What to do: What is needed here is an exact copy of every entry.

⁂

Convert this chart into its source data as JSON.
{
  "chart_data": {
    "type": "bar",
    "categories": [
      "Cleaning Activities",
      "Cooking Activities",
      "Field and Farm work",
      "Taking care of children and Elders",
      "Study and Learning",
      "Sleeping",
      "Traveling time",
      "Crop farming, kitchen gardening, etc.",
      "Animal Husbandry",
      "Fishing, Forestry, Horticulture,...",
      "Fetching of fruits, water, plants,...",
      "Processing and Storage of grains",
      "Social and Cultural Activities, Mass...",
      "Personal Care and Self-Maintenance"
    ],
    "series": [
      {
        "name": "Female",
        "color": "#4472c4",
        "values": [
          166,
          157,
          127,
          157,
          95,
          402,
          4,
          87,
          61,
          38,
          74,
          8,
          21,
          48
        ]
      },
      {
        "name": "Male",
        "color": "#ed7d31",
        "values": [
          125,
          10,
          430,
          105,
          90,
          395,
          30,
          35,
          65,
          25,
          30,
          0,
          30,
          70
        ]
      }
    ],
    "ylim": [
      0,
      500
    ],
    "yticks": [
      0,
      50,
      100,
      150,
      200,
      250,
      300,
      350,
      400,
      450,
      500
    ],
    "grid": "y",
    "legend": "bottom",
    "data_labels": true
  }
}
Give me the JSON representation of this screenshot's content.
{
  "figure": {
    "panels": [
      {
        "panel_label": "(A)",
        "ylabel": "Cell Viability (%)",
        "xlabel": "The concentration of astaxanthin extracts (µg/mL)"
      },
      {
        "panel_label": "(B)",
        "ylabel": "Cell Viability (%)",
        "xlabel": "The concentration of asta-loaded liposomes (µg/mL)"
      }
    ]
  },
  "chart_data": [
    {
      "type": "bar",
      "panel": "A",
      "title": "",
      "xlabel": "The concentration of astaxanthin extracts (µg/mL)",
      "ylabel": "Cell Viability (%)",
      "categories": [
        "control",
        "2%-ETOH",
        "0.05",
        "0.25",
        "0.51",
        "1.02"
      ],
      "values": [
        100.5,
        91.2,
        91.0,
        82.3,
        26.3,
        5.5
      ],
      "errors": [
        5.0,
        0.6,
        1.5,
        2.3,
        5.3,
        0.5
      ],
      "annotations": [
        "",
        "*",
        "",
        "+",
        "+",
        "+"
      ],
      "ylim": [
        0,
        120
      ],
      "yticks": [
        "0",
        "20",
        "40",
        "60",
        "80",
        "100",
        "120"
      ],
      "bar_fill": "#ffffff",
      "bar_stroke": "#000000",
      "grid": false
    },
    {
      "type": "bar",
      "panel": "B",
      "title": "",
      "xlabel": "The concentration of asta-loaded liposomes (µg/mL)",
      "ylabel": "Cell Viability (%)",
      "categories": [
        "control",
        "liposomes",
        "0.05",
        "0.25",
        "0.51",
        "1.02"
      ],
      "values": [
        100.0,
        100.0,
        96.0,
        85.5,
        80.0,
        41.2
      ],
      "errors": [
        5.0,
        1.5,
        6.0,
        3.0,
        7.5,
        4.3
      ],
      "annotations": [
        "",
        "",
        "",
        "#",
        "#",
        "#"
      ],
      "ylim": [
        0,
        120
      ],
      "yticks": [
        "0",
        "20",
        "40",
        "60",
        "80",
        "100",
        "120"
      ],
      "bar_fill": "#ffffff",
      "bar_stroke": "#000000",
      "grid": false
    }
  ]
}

⁂

Output:
Convert this chart into its source data as JSON.
{
  "chart_data": {
    "type": "bar",
    "categories": [
      "Cleaning Activities",
      "Cooking Activities",
      "Field and Farm work",
      "Taking care of children and Elders",
      "Study and Learning",
      "Sleeping",
      "Traveling time",
      "Crop farming, kitchen gardening, etc.",
      "Animal Husbandry",
      "Fishing, Forestry, Horticulture,...",
      "Fetching of fruits, water, plants,...",
      "Processing and Storage of grains",
      "Social and Cultural Activities, Mass...",
      "Personal Care and Self-Maintenance"
    ],
    "series": [
      {
        "name": "Female",
        "color": "#4472c4",
        "values": [
          166,
          157,
          127,
          157,
          95,
          402,
          4,
          87,
          61,
          38,
          74,
          8,
          21,
          48
        ]
      },
      {
        "name": "Male",
        "color": "#ed7d31",
        "values": [
          125,
          10,
          430,
          105,
          90,
          395,
          30,
          35,
          65,
          25,
          30,
          0,
          30,
          70
        ]
      }
    ],
    "ylim": [
      0,
      500
    ],
    "yticks": [
      0,
      50,
      100,
      150,
      200,
      250,
      300,
      350,
      400,
      450,
      500
    ],
    "grid": "y",
    "legend": "bottom",
    "data_labels": true
  }
}
Give me the JSON representation of this screenshot's content.
{
  "figure": {
    "panels": [
      {
        "panel_label": "(A)",
        "ylabel": "Cell Viability (%)",
        "xlabel": "The concentration of astaxanthin extracts (µg/mL)"
      },
      {
        "panel_label": "(B)",
        "ylabel": "Cell Viability (%)",
        "xlabel": "The concentration of asta-loaded liposomes (µg/mL)"
      }
    ]
  },
  "chart_data": [
    {
      "type": "bar",
      "panel": "A",
      "title": "",
      "xlabel": "The concentration of astaxanthin extracts (µg/mL)",
      "ylabel": "Cell Viability (%)",
      "categories": [
        "control",
        "2%-ETOH",
        "0.05",
        "0.25",
        "0.51",
        "1.02"
      ],
      "values": [
        100.5,
        91.2,
        91.0,
        82.3,
        26.3,
        5.5
      ],
      "errors": [
        5.0,
        0.6,
        1.5,
        2.3,
        5.3,
        0.5
      ],
      "annotations": [
        "",
        "*",
        "",
        "+",
        "+",
        "+"
      ],
      "ylim": [
        0,
        120
      ],
      "yticks": [
        "0",
        "20",
        "40",
        "60",
        "80",
        "100",
        "120"
      ],
      "bar_fill": "#ffffff",
      "bar_stroke": "#000000",
      "grid": false
    },
    {
      "type": "bar",
      "panel": "B",
      "title": "",
      "xlabel": "The concentration of asta-loaded liposomes (µg/mL)",
      "ylabel": "Cell Viability (%)",
      "categories": [
        "control",
        "liposomes",
        "0.05",
        "0.25",
        "0.51",
        "1.02"
      ],
      "values": [
        100.0,
        100.0,
        96.0,
        85.5,
        80.0,
        41.2
      ],
      "errors": [
        5.0,
        1.5,
        6.0,
        3.0,
        7.5,
        4.3
      ],
      "annotations": [
        "",
        "",
        "",
        "#",
        "#",
        "#"
      ],
      "ylim": [
        0,
        120
      ],
      "yticks": [
        "0",
        "20",
        "40",
        "60",
        "80",
        "100",
        "120"
      ],
      "bar_fill": "#ffffff",
      "bar_stroke": "#000000",
      "grid": false
    }
  ]
}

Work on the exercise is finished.